-- What to produce --
Return each line of the records with nothing changed, pictures excepted.

========

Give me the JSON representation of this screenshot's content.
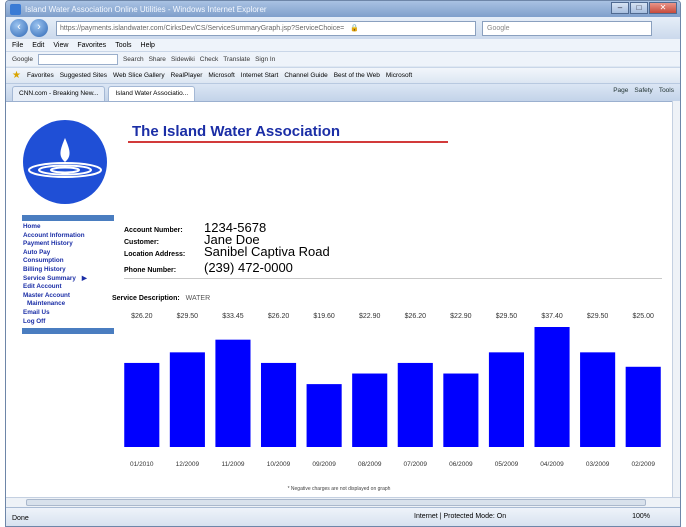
{
  "browser": {
    "window_title": "Island Water Association Online Utilities - Windows Internet Explorer",
    "address": "https://payments.islandwater.com/CirksDev/CS/ServiceSummaryGraph.jsp?ServiceChoice=",
    "search_placeholder": "Google",
    "menu": [
      "File",
      "Edit",
      "View",
      "Favorites",
      "Tools",
      "Help"
    ],
    "google_toolbar": {
      "label": "Google",
      "items": [
        "Search",
        "Share",
        "Sidewiki",
        "Check",
        "Translate",
        "Sign In"
      ]
    },
    "favorites": {
      "label": "Favorites",
      "items": [
        "Suggested Sites",
        "Web Slice Gallery",
        "RealPlayer",
        "Microsoft",
        "Internet Start",
        "Channel Guide",
        "Best of the Web",
        "Microsoft"
      ]
    },
    "tabs": [
      {
        "label": "CNN.com - Breaking New...",
        "active": false
      },
      {
        "label": "Island Water Associatio...",
        "active": true
      }
    ],
    "commands": [
      "Page",
      "Safety",
      "Tools"
    ],
    "status_left": "Done",
    "status_zone": "Internet | Protected Mode: On",
    "zoom": "100%"
  },
  "site": {
    "title": "The Island Water Association",
    "title_color": "#1b2ea6",
    "rule_color": "#d23a3a"
  },
  "sidebar": {
    "items": [
      "Home",
      "Account Information",
      "Payment History",
      "Auto Pay",
      "Consumption",
      "Billing History",
      "Service Summary",
      "Edit Account",
      "Master Account",
      "Maintenance",
      "Email Us",
      "Log Off"
    ]
  },
  "account": {
    "number_label": "Account Number:",
    "number": "1234-5678",
    "customer_label": "Customer:",
    "customer": "Jane Doe",
    "location_label": "Location Address:",
    "location": "Sanibel Captiva Road",
    "phone_label": "Phone Number:",
    "phone": "(239) 472-0000"
  },
  "service": {
    "label": "Service Description:",
    "value": "WATER"
  },
  "chart_data": {
    "type": "bar",
    "categories": [
      "01/2010",
      "12/2009",
      "11/2009",
      "10/2009",
      "09/2009",
      "08/2009",
      "07/2009",
      "06/2009",
      "05/2009",
      "04/2009",
      "03/2009",
      "02/2009"
    ],
    "value_labels": [
      "$26.20",
      "$29.50",
      "$33.45",
      "$26.20",
      "$19.60",
      "$22.90",
      "$26.20",
      "$22.90",
      "$29.50",
      "$37.40",
      "$29.50",
      "$25.00"
    ],
    "values": [
      26.2,
      29.5,
      33.45,
      26.2,
      19.6,
      22.9,
      26.2,
      22.9,
      29.5,
      37.4,
      29.5,
      25.0
    ],
    "ylim": [
      0,
      37.4
    ],
    "bar_color": "#0000ff",
    "footnote": "* Negative charges are not displayed on graph"
  }
}
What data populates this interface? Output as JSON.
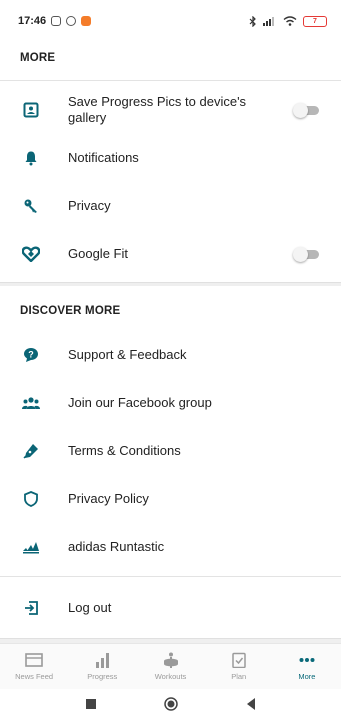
{
  "status_bar": {
    "time": "17:46",
    "battery": "7"
  },
  "more": {
    "heading": "MORE",
    "items": [
      {
        "label": "Save Progress Pics to device's gallery",
        "icon": "gallery-icon",
        "toggle": false
      },
      {
        "label": "Notifications",
        "icon": "bell-icon"
      },
      {
        "label": "Privacy",
        "icon": "key-icon"
      },
      {
        "label": "Google Fit",
        "icon": "google-fit-icon",
        "toggle": false
      }
    ]
  },
  "discover": {
    "heading": "DISCOVER MORE",
    "items": [
      {
        "label": "Support & Feedback",
        "icon": "help-chat-icon"
      },
      {
        "label": "Join our Facebook group",
        "icon": "group-icon"
      },
      {
        "label": "Terms & Conditions",
        "icon": "pen-icon"
      },
      {
        "label": "Privacy Policy",
        "icon": "shield-icon"
      },
      {
        "label": "adidas Runtastic",
        "icon": "adidas-logo-icon"
      }
    ]
  },
  "logout": {
    "label": "Log out",
    "icon": "logout-icon"
  },
  "tabs": [
    {
      "label": "News Feed",
      "icon": "newsfeed-icon",
      "active": false
    },
    {
      "label": "Progress",
      "icon": "bar-chart-icon",
      "active": false
    },
    {
      "label": "Workouts",
      "icon": "workout-icon",
      "active": false
    },
    {
      "label": "Plan",
      "icon": "checklist-icon",
      "active": false
    },
    {
      "label": "More",
      "icon": "more-dots-icon",
      "active": true
    }
  ],
  "colors": {
    "accent": "#0a6a7a",
    "icon": "#0b6576",
    "toggle_track": "#b7b7b7",
    "inactive_tab": "#9a9a9a"
  }
}
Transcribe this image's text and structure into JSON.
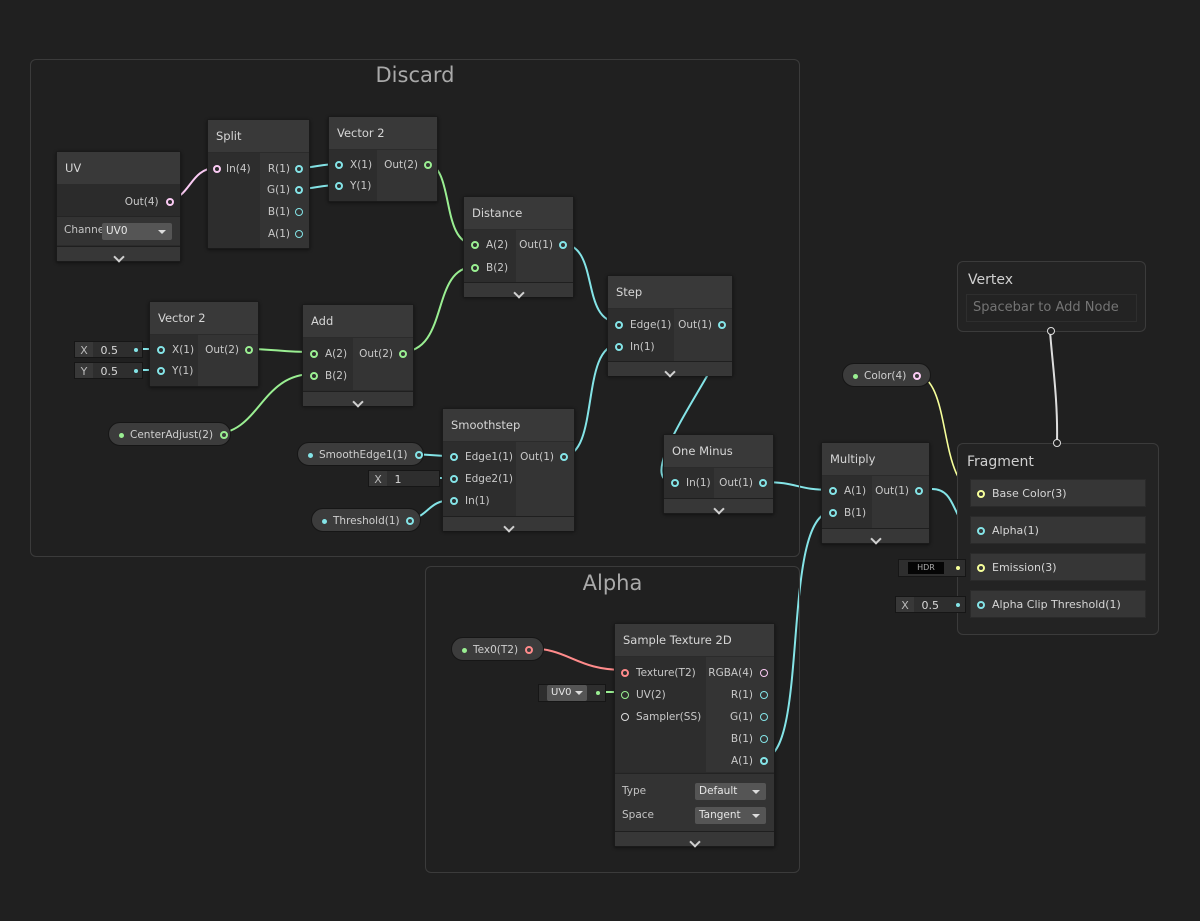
{
  "groups": {
    "discard": "Discard",
    "alpha": "Alpha"
  },
  "nodes": {
    "uv": {
      "title": "UV",
      "out": "Out(4)",
      "channel_label": "Channel",
      "channel_value": "UV0"
    },
    "split": {
      "title": "Split",
      "in": "In(4)",
      "outs": [
        "R(1)",
        "G(1)",
        "B(1)",
        "A(1)"
      ]
    },
    "vector2_top": {
      "title": "Vector 2",
      "ins": [
        "X(1)",
        "Y(1)"
      ],
      "out": "Out(2)"
    },
    "distance": {
      "title": "Distance",
      "ins": [
        "A(2)",
        "B(2)"
      ],
      "out": "Out(1)"
    },
    "step": {
      "title": "Step",
      "ins": [
        "Edge(1)",
        "In(1)"
      ],
      "out": "Out(1)"
    },
    "vector2_left": {
      "title": "Vector 2",
      "ins": [
        "X(1)",
        "Y(1)"
      ],
      "out": "Out(2)"
    },
    "add": {
      "title": "Add",
      "ins": [
        "A(2)",
        "B(2)"
      ],
      "out": "Out(2)"
    },
    "smoothstep": {
      "title": "Smoothstep",
      "ins": [
        "Edge1(1)",
        "Edge2(1)",
        "In(1)"
      ],
      "out": "Out(1)"
    },
    "one_minus": {
      "title": "One Minus",
      "in": "In(1)",
      "out": "Out(1)"
    },
    "multiply": {
      "title": "Multiply",
      "ins": [
        "A(1)",
        "B(1)"
      ],
      "out": "Out(1)"
    },
    "sample_texture": {
      "title": "Sample Texture 2D",
      "ins": [
        "Texture(T2)",
        "UV(2)",
        "Sampler(SS)"
      ],
      "outs": [
        "RGBA(4)",
        "R(1)",
        "G(1)",
        "B(1)",
        "A(1)"
      ],
      "type_label": "Type",
      "type_value": "Default",
      "space_label": "Space",
      "space_value": "Tangent"
    }
  },
  "inline_inputs": {
    "v2_x_label": "X",
    "v2_x_value": "0.5",
    "v2_y_label": "Y",
    "v2_y_value": "0.5",
    "edge2_label": "X",
    "edge2_value": "1",
    "uv_select": "UV0",
    "hdr": "HDR",
    "clip_label": "X",
    "clip_value": "0.5"
  },
  "properties": {
    "center_adjust": "CenterAdjust(2)",
    "smooth_edge": "SmoothEdge1(1)",
    "threshold": "Threshold(1)",
    "color": "Color(4)",
    "tex0": "Tex0(T2)"
  },
  "master": {
    "vertex_title": "Vertex",
    "vertex_placeholder": "Spacebar to Add Node",
    "fragment_title": "Fragment",
    "slots": [
      "Base Color(3)",
      "Alpha(1)",
      "Emission(3)",
      "Alpha Clip Threshold(1)"
    ]
  },
  "colors": {
    "background": "#202020",
    "vector1": "#84e4e7",
    "vector2": "#9aef92",
    "vector3": "#f6ff9a",
    "vector4": "#fbcbf4",
    "texture": "#ff8b8b",
    "sampler": "#dddddd"
  }
}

========

-- Expected answer --
Give me the JSON representation of this screenshot's content.
{
  "browser": {
    "window_title": "Island Water Association Online Utilities - Windows Internet Explorer",
    "address": "https://payments.islandwater.com/CirksDev/CS/ServiceSummaryGraph.jsp?ServiceChoice=",
    "search_placeholder": "Google",
    "menu": [
      "File",
      "Edit",
      "View",
      "Favorites",
      "Tools",
      "Help"
    ],
    "google_toolbar": {
      "label": "Google",
      "items": [
        "Search",
        "Share",
        "Sidewiki",
        "Check",
        "Translate",
        "Sign In"
      ]
    },
    "favorites": {
      "label": "Favorites",
      "items": [
        "Suggested Sites",
        "Web Slice Gallery",
        "RealPlayer",
        "Microsoft",
        "Internet Start",
        "Channel Guide",
        "Best of the Web",
        "Microsoft"
      ]
    },
    "tabs": [
      {
        "label": "CNN.com - Breaking New...",
        "active": false
      },
      {
        "label": "Island Water Associatio...",
        "active": true
      }
    ],
    "commands": [
      "Page",
      "Safety",
      "Tools"
    ],
    "status_left": "Done",
    "status_zone": "Internet | Protected Mode: On",
    "zoom": "100%"
  },
  "site": {
    "title": "The Island Water Association",
    "title_color": "#1b2ea6",
    "rule_color": "#d23a3a"
  },
  "sidebar": {
    "items": [
      "Home",
      "Account Information",
      "Payment History",
      "Auto Pay",
      "Consumption",
      "Billing History",
      "Service Summary",
      "Edit Account",
      "Master Account",
      "Maintenance",
      "Email Us",
      "Log Off"
    ]
  },
  "account": {
    "number_label": "Account Number:",
    "number": "1234-5678",
    "customer_label": "Customer:",
    "customer": "Jane Doe",
    "location_label": "Location Address:",
    "location": "Sanibel Captiva Road",
    "phone_label": "Phone Number:",
    "phone": "(239) 472-0000"
  },
  "service": {
    "label": "Service Description:",
    "value": "WATER"
  },
  "chart_data": {
    "type": "bar",
    "categories": [
      "01/2010",
      "12/2009",
      "11/2009",
      "10/2009",
      "09/2009",
      "08/2009",
      "07/2009",
      "06/2009",
      "05/2009",
      "04/2009",
      "03/2009",
      "02/2009"
    ],
    "value_labels": [
      "$26.20",
      "$29.50",
      "$33.45",
      "$26.20",
      "$19.60",
      "$22.90",
      "$26.20",
      "$22.90",
      "$29.50",
      "$37.40",
      "$29.50",
      "$25.00"
    ],
    "values": [
      26.2,
      29.5,
      33.45,
      26.2,
      19.6,
      22.9,
      26.2,
      22.9,
      29.5,
      37.4,
      29.5,
      25.0
    ],
    "ylim": [
      0,
      37.4
    ],
    "bar_color": "#0000ff",
    "footnote": "* Negative charges are not displayed on graph"
  }
}
What data populates this interface? Output as JSON.
{
  "status_bar": {
    "time": "17:46",
    "battery": "7"
  },
  "more": {
    "heading": "MORE",
    "items": [
      {
        "label": "Save Progress Pics to device's gallery",
        "icon": "gallery-icon",
        "toggle": false
      },
      {
        "label": "Notifications",
        "icon": "bell-icon"
      },
      {
        "label": "Privacy",
        "icon": "key-icon"
      },
      {
        "label": "Google Fit",
        "icon": "google-fit-icon",
        "toggle": false
      }
    ]
  },
  "discover": {
    "heading": "DISCOVER MORE",
    "items": [
      {
        "label": "Support & Feedback",
        "icon": "help-chat-icon"
      },
      {
        "label": "Join our Facebook group",
        "icon": "group-icon"
      },
      {
        "label": "Terms & Conditions",
        "icon": "pen-icon"
      },
      {
        "label": "Privacy Policy",
        "icon": "shield-icon"
      },
      {
        "label": "adidas Runtastic",
        "icon": "adidas-logo-icon"
      }
    ]
  },
  "logout": {
    "label": "Log out",
    "icon": "logout-icon"
  },
  "tabs": [
    {
      "label": "News Feed",
      "icon": "newsfeed-icon",
      "active": false
    },
    {
      "label": "Progress",
      "icon": "bar-chart-icon",
      "active": false
    },
    {
      "label": "Workouts",
      "icon": "workout-icon",
      "active": false
    },
    {
      "label": "Plan",
      "icon": "checklist-icon",
      "active": false
    },
    {
      "label": "More",
      "icon": "more-dots-icon",
      "active": true
    }
  ],
  "colors": {
    "accent": "#0a6a7a",
    "icon": "#0b6576",
    "toggle_track": "#b7b7b7",
    "inactive_tab": "#9a9a9a"
  }
}
Transcribe this image's text and structure into JSON.
{
  "groups": {
    "discard": "Discard",
    "alpha": "Alpha"
  },
  "nodes": {
    "uv": {
      "title": "UV",
      "out": "Out(4)",
      "channel_label": "Channel",
      "channel_value": "UV0"
    },
    "split": {
      "title": "Split",
      "in": "In(4)",
      "outs": [
        "R(1)",
        "G(1)",
        "B(1)",
        "A(1)"
      ]
    },
    "vector2_top": {
      "title": "Vector 2",
      "ins": [
        "X(1)",
        "Y(1)"
      ],
      "out": "Out(2)"
    },
    "distance": {
      "title": "Distance",
      "ins": [
        "A(2)",
        "B(2)"
      ],
      "out": "Out(1)"
    },
    "step": {
      "title": "Step",
      "ins": [
        "Edge(1)",
        "In(1)"
      ],
      "out": "Out(1)"
    },
    "vector2_left": {
      "title": "Vector 2",
      "ins": [
        "X(1)",
        "Y(1)"
      ],
      "out": "Out(2)"
    },
    "add": {
      "title": "Add",
      "ins": [
        "A(2)",
        "B(2)"
      ],
      "out": "Out(2)"
    },
    "smoothstep": {
      "title": "Smoothstep",
      "ins": [
        "Edge1(1)",
        "Edge2(1)",
        "In(1)"
      ],
      "out": "Out(1)"
    },
    "one_minus": {
      "title": "One Minus",
      "in": "In(1)",
      "out": "Out(1)"
    },
    "multiply": {
      "title": "Multiply",
      "ins": [
        "A(1)",
        "B(1)"
      ],
      "out": "Out(1)"
    },
    "sample_texture": {
      "title": "Sample Texture 2D",
      "ins": [
        "Texture(T2)",
        "UV(2)",
        "Sampler(SS)"
      ],
      "outs": [
        "RGBA(4)",
        "R(1)",
        "G(1)",
        "B(1)",
        "A(1)"
      ],
      "type_label": "Type",
      "type_value": "Default",
      "space_label": "Space",
      "space_value": "Tangent"
    }
  },
  "inline_inputs": {
    "v2_x_label": "X",
    "v2_x_value": "0.5",
    "v2_y_label": "Y",
    "v2_y_value": "0.5",
    "edge2_label": "X",
    "edge2_value": "1",
    "uv_select": "UV0",
    "hdr": "HDR",
    "clip_label": "X",
    "clip_value": "0.5"
  },
  "properties": {
    "center_adjust": "CenterAdjust(2)",
    "smooth_edge": "SmoothEdge1(1)",
    "threshold": "Threshold(1)",
    "color": "Color(4)",
    "tex0": "Tex0(T2)"
  },
  "master": {
    "vertex_title": "Vertex",
    "vertex_placeholder": "Spacebar to Add Node",
    "fragment_title": "Fragment",
    "slots": [
      "Base Color(3)",
      "Alpha(1)",
      "Emission(3)",
      "Alpha Clip Threshold(1)"
    ]
  },
  "colors": {
    "background": "#202020",
    "vector1": "#84e4e7",
    "vector2": "#9aef92",
    "vector3": "#f6ff9a",
    "vector4": "#fbcbf4",
    "texture": "#ff8b8b",
    "sampler": "#dddddd"
  }
}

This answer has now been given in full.